## Passage for review
┏━━
After scoring their data, users are encouraged to examine their final results and decide to either keep their current parameters or re-run the processing and scoring stages with different parameters. Some of the most consequential parameters include the choice of hypothesis testing (we recommend moderated t-testing as opposed to Wilcoxon rank-sum testing for most screens), whether or not to loess-normalize residual effects, and the choice of FDR and effect size thresholds for hit-calling. Table 1 provides more information on these and other parameters, as well as their recommended use cases.
Chosen data for procedures
The procedures below demonstrate the application of the Orthrus package for analyzing two combinatorial CRISPR screening example datasets. The first dataset analyzed in Procedures 1 and 2 consists of both raw sequencing data as well as a pre-processed reads file from CHyMErA screens described in Gonatopoulos-Pournatzis et al12. The second dataset analyzed in Procedure 3 contains screens from a separate multiplexed Cas12a system described in Dede et al18. All data for Procedures 1 and 3 is downloadable from the Zenodo repository here, whereas the processed reads file and required tables for Procedure 2 are bundled with Orthrus’ download.
Materials
Equipment
Software
-
Procedure 1
Tested with Bowtie 0.12.9, although any Bowtie version 1 is applicablePerl 5Bash
R version 3.6 or greater
-
Procedures 2 and 3
-
R version 3.6 or greater with the packages listed below and in Step 1 of Procedure 2
devtools
Orthrus
ggplot2
ggthemes
pheatmap
PRROC
RColorBrewer
BiocManager
limma
-
Hardware
-
Procedure 1
CPUs: tested on a machine with a single 2.6GHz Intel Core i7 processor
Memory: tested on a machine with 16 GB of RAM, but should run on most machines with 4+ GB of RAM
Operating system: tested on macOS 10.13.6 High Sierra, but should run on most Unix operating systems
An internet connection is required to download the required software, scripts and data
-
Procedures 2 and 3
Memory: at least 4 GB of RAM
Operating system: any operating system capable of running R and installing the packages listed in Step 1 of Procedure 2
An internet connection is required to download the Orthrus package
Data
The CHyMErA dataset analyzed in Procedures 1 and 2 comprises combinatorial CRISPR screens performed with the CHyMErA experimental platform in two different human cell lines, HAP1 and RPE1, across a control and a Torin1-treated condition, with read counts taken at two different timepoints for each cell line (T12 and T18 for HAP1, T18 and T24 for RPE1). While the CHyMErA dataset contains single-targeting, dual-targeting and combinatorial-targeting guides, the multiplexed Cas12a dataset analyzed in Procedure 3 only contains combinatorial-targeting guides that target 400 paralog pairs and control guides that target paralogous genes paired with non-essential genes18. These control guides are treated as single-targeting guides for scoring purposes, as they are analogous to single-targeting guides in Procedure 1 and 2’s CHyMerA dataset that target paralogous genes paired with intergenic regions.
┗━━
## Listed entries
┏━━
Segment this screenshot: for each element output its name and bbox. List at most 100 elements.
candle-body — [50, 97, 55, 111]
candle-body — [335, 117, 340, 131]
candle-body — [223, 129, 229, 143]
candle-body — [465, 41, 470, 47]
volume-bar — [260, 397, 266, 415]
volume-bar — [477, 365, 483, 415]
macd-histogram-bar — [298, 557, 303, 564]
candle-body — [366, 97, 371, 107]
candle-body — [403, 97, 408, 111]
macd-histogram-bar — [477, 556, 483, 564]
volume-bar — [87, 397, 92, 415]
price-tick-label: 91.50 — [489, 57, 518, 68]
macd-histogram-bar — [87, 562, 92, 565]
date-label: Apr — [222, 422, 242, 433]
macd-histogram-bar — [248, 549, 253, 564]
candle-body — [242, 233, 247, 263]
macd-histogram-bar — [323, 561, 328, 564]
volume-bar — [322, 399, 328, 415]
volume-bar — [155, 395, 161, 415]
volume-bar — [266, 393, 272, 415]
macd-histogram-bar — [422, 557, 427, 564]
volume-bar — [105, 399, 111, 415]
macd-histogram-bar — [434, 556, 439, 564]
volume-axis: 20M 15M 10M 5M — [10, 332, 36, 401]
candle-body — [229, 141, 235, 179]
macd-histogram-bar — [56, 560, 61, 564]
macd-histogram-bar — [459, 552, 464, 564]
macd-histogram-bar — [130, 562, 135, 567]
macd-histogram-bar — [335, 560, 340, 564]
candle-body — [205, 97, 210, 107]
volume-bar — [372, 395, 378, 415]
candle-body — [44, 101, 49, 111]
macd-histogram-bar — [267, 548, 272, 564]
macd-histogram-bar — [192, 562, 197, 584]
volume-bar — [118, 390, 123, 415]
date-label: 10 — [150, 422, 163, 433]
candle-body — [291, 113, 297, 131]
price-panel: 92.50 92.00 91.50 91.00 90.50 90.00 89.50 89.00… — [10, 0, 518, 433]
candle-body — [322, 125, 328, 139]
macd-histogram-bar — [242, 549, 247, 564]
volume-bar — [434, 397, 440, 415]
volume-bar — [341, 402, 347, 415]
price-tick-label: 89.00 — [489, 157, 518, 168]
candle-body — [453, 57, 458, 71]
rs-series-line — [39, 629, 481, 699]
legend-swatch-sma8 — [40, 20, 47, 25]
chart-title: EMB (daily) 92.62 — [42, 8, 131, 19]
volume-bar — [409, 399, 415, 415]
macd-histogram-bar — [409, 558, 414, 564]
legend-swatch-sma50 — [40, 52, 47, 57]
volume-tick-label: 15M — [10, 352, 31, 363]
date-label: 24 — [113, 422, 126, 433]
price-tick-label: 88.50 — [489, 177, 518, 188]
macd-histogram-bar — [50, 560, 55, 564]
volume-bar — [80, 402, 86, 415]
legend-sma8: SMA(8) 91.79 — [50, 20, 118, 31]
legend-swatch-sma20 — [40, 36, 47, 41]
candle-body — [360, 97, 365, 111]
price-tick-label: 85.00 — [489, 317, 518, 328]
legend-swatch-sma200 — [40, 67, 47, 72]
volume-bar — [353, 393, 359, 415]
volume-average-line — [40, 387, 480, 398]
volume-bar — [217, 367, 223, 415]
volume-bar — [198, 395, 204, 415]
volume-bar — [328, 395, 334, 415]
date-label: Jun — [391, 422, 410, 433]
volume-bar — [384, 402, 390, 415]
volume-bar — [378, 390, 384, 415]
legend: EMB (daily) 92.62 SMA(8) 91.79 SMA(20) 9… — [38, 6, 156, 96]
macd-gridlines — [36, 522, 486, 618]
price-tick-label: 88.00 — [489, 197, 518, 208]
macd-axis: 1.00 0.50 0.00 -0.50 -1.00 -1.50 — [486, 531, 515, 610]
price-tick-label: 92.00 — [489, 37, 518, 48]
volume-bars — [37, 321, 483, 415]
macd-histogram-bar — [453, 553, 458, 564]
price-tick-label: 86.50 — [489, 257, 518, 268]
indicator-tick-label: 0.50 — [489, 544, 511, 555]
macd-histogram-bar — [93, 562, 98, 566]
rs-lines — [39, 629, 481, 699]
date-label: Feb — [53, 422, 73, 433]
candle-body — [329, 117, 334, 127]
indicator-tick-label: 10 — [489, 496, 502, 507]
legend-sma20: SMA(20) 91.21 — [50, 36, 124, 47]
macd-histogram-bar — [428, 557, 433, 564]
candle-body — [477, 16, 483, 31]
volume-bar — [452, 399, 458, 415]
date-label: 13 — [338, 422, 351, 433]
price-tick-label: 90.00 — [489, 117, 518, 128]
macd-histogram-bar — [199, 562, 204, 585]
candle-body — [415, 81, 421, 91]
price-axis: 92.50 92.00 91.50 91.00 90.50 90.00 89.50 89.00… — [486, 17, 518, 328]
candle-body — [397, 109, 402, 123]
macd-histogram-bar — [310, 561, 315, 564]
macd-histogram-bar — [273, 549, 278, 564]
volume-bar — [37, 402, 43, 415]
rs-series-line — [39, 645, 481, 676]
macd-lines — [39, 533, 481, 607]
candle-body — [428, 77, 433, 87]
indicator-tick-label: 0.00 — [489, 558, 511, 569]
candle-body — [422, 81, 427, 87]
┗━━
Transcribe the part of the Orthrus protocol text that opens with the words "After scoring their" and closes with "recommended use cases.". The entries can be set aside; none of them matter here.

## Answer to this problem
After scoring their data, users are encouraged to examine their final results and decide to either keep their current parameters or re-run the processing and scoring stages with different parameters. Some of the most consequential parameters include the choice of hypothesis testing (we recommend moderated t-testing as opposed to Wilcoxon rank-sum testing for most screens), whether or not to loess-normalize residual effects, and the choice of FDR and effect size thresholds for hit-calling. Table 1 provides more information on these and other parameters, as well as their recommended use cases.